* **What is required**
From the listing below, work out how many lines contain "text". Reply with that number only.
== Material for this task ==
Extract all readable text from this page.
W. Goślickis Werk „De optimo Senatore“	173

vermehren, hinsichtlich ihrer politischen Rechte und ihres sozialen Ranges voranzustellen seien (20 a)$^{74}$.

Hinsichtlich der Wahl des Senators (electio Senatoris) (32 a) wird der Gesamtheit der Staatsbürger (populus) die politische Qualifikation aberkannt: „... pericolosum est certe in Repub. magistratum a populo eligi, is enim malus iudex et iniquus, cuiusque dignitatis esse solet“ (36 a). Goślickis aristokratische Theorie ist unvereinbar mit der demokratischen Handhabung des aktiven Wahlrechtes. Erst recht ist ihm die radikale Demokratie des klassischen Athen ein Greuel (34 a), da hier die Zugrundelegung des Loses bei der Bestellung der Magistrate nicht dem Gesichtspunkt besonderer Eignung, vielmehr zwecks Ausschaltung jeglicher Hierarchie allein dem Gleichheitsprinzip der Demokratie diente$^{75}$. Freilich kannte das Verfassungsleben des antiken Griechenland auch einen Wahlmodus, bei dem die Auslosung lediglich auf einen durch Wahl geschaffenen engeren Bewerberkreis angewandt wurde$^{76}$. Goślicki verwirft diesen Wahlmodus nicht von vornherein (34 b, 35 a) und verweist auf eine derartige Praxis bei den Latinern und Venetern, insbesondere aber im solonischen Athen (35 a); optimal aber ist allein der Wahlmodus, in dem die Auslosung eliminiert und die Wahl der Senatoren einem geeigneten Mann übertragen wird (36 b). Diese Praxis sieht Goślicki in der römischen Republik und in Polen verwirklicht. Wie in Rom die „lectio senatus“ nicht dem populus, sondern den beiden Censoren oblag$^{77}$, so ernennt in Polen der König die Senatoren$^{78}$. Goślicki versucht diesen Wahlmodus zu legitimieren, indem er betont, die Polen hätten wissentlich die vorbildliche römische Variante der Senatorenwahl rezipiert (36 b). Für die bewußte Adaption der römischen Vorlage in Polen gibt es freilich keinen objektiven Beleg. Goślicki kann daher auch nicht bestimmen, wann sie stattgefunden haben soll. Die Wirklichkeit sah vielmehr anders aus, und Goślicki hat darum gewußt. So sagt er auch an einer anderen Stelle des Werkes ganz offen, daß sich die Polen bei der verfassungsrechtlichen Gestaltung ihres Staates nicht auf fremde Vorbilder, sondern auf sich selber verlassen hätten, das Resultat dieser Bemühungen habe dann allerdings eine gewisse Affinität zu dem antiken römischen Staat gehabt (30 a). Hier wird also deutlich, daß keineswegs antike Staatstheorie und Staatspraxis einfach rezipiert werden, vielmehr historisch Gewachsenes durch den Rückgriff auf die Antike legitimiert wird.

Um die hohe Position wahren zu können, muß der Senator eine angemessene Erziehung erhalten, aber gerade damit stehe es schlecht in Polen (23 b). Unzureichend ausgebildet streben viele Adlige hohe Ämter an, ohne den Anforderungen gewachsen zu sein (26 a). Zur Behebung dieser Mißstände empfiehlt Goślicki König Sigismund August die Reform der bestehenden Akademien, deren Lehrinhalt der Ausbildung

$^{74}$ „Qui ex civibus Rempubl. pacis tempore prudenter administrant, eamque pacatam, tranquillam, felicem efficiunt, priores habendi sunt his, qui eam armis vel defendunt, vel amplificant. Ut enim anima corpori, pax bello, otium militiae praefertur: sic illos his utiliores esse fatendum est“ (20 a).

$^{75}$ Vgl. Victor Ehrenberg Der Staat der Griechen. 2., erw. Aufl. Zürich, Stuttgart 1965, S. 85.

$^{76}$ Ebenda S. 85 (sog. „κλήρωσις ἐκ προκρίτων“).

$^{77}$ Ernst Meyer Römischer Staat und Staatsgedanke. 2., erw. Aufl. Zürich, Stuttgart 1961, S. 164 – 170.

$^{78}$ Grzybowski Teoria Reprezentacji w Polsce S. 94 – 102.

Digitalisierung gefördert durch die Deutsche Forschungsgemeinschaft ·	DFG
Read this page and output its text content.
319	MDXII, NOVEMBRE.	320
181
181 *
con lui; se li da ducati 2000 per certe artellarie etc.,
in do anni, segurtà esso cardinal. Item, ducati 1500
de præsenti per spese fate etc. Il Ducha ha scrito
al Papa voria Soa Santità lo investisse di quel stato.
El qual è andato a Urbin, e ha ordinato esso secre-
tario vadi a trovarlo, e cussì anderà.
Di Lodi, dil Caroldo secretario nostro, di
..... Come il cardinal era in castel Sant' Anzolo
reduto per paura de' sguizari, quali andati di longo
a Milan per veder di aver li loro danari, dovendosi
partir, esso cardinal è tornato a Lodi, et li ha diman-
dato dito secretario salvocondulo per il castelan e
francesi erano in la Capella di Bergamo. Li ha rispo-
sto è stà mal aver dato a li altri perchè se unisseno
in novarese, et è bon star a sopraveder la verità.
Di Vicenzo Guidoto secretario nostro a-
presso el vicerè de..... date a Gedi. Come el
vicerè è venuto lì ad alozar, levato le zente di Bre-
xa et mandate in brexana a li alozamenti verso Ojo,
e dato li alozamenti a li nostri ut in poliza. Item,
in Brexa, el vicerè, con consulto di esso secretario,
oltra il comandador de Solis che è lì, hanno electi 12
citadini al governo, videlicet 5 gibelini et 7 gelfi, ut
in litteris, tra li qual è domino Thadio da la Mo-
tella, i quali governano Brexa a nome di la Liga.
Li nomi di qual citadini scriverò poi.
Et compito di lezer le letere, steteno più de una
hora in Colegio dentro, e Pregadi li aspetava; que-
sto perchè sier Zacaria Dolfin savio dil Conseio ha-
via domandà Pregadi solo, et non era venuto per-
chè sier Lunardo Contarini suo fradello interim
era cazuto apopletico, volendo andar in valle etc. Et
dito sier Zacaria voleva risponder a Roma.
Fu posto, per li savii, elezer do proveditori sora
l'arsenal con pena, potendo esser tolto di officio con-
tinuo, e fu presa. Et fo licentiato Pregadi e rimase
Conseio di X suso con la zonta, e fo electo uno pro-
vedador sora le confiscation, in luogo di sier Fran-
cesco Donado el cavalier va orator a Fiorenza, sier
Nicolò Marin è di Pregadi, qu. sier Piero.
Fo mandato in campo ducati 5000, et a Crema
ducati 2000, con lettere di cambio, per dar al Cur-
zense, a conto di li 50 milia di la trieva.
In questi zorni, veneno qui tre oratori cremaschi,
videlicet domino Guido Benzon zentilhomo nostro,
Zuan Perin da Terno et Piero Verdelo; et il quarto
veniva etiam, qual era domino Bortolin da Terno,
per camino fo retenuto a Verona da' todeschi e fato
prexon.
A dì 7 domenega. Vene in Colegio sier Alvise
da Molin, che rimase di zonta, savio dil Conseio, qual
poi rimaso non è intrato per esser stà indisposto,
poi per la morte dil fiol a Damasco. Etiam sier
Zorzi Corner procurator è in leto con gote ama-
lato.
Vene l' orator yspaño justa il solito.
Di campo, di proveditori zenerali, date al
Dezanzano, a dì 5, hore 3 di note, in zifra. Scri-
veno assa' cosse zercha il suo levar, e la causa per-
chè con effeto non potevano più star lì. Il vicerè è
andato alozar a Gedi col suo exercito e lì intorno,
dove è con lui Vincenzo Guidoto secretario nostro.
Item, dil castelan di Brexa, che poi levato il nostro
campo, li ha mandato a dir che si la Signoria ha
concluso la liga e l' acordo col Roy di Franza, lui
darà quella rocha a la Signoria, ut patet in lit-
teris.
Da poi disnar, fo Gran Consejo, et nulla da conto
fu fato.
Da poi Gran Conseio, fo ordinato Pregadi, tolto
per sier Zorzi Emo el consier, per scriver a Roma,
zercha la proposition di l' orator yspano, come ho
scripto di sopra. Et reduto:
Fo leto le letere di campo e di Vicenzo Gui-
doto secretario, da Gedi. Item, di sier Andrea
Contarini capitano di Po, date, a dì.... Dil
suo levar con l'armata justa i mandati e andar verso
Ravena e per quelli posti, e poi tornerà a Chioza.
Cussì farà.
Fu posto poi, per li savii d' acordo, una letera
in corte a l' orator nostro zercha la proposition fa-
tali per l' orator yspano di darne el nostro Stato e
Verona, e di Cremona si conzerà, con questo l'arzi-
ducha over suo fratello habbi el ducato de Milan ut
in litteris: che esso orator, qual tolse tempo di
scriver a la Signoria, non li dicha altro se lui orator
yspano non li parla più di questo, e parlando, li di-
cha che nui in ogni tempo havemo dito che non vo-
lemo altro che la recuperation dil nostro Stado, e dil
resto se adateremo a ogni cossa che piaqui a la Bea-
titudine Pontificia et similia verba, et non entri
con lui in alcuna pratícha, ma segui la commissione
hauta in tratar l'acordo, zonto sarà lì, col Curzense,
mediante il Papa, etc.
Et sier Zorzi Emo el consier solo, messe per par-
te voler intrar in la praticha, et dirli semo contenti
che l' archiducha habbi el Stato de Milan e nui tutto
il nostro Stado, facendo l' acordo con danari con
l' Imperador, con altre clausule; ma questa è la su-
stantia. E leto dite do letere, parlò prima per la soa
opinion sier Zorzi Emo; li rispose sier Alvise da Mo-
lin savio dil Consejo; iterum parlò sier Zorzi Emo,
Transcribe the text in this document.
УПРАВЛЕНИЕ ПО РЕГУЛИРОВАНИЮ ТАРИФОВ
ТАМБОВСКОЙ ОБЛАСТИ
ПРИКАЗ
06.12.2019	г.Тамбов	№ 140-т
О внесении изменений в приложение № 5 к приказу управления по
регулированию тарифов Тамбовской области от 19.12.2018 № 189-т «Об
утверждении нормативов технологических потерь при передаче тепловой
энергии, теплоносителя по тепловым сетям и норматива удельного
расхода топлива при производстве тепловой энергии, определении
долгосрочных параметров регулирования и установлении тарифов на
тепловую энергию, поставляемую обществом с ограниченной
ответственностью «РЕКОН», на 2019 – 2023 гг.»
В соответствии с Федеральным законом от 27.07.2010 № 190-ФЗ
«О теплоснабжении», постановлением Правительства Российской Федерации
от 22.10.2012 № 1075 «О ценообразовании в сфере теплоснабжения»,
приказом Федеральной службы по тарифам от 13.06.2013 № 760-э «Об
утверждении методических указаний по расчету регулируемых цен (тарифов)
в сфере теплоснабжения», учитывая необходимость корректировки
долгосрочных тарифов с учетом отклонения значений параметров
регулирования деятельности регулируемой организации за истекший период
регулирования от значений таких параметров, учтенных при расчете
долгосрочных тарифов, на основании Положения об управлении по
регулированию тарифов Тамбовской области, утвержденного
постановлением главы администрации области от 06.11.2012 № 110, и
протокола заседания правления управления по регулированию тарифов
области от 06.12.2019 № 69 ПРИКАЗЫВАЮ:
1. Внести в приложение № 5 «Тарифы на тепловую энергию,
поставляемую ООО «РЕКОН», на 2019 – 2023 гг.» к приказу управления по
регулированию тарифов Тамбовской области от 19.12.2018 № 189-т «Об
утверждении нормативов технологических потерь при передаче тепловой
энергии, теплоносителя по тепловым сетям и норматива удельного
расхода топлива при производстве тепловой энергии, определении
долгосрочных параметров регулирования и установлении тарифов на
===
* **Task solution**
3